Problem description → Repeat each record exactly. Any picture gets left out.

Records for the task →
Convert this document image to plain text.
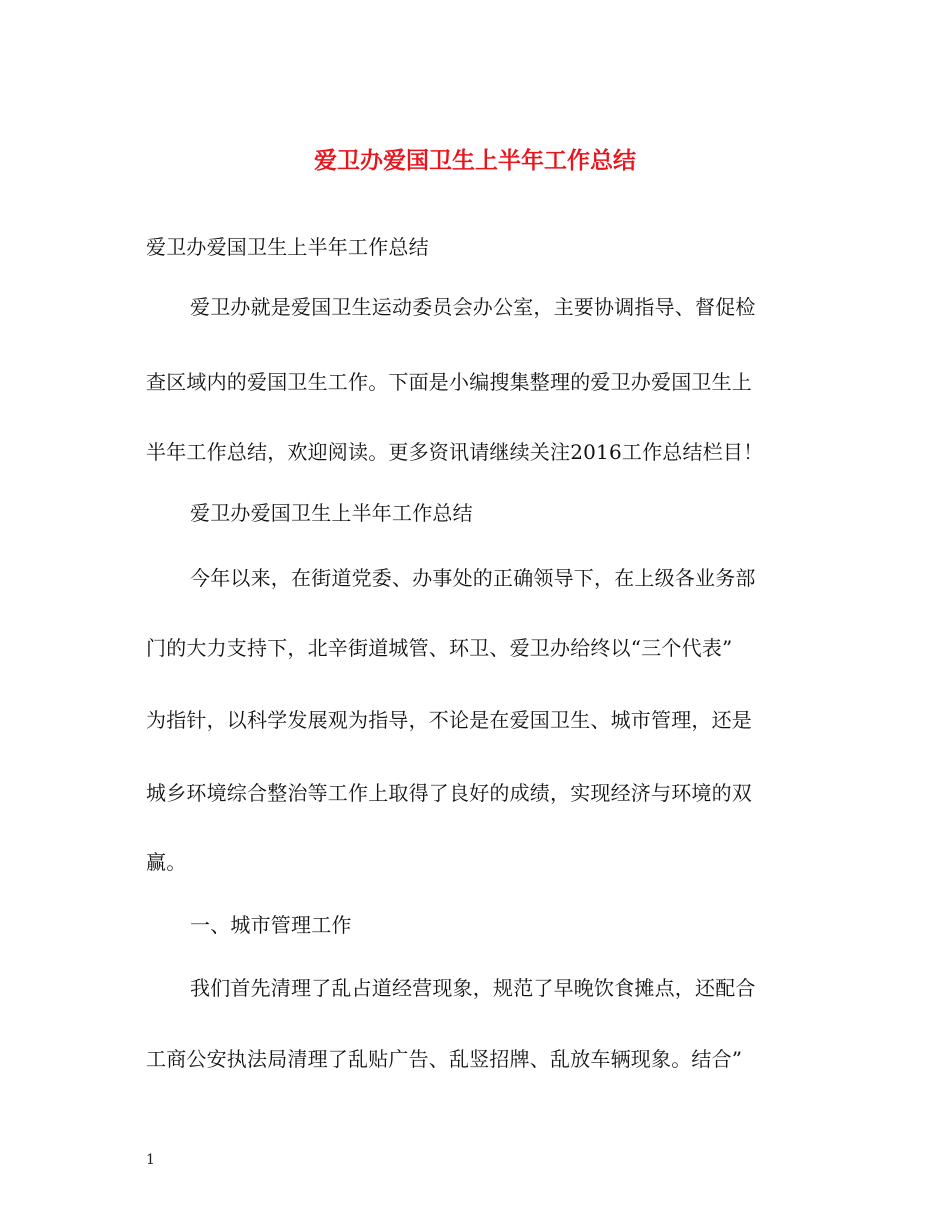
爱卫办爱国卫生上半年工作总结
爱卫办爱国卫生上半年工作总结
爱卫办就是爱国卫生运动委员会办公室，主要协调指导、督促检
查区域内的爱国卫生工作。下面是小编搜集整理的爱卫办爱国卫生上
半年工作总结，欢迎阅读。更多资讯请继续关注2016工作总结栏目！
爱卫办爱国卫生上半年工作总结
今年以来，在街道党委、办事处的正确领导下，在上级各业务部
门的大力支持下，北辛街道城管、环卫、爱卫办给终以“三个代表”
为指针，以科学发展观为指导，不论是在爱国卫生、城市管理，还是
城乡环境综合整治等工作上取得了良好的成绩，实现经济与环境的双
赢。
一、城市管理工作
我们首先清理了乱占道经营现象，规范了早晚饮食摊点，还配合
工商公安执法局清理了乱贴广告、乱竖招牌、乱放车辆现象。结合”
1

Full response →
Convert this document image to plain text.
爱卫办爱国卫生上半年工作总结
爱卫办爱国卫生上半年工作总结
爱卫办就是爱国卫生运动委员会办公室，主要协调指导、督促检
查区域内的爱国卫生工作。下面是小编搜集整理的爱卫办爱国卫生上
半年工作总结，欢迎阅读。更多资讯请继续关注2016工作总结栏目！
爱卫办爱国卫生上半年工作总结
今年以来，在街道党委、办事处的正确领导下，在上级各业务部
门的大力支持下，北辛街道城管、环卫、爱卫办给终以“三个代表”
为指针，以科学发展观为指导，不论是在爱国卫生、城市管理，还是
城乡环境综合整治等工作上取得了良好的成绩，实现经济与环境的双
赢。
一、城市管理工作
我们首先清理了乱占道经营现象，规范了早晚饮食摊点，还配合
工商公安执法局清理了乱贴广告、乱竖招牌、乱放车辆现象。结合”
1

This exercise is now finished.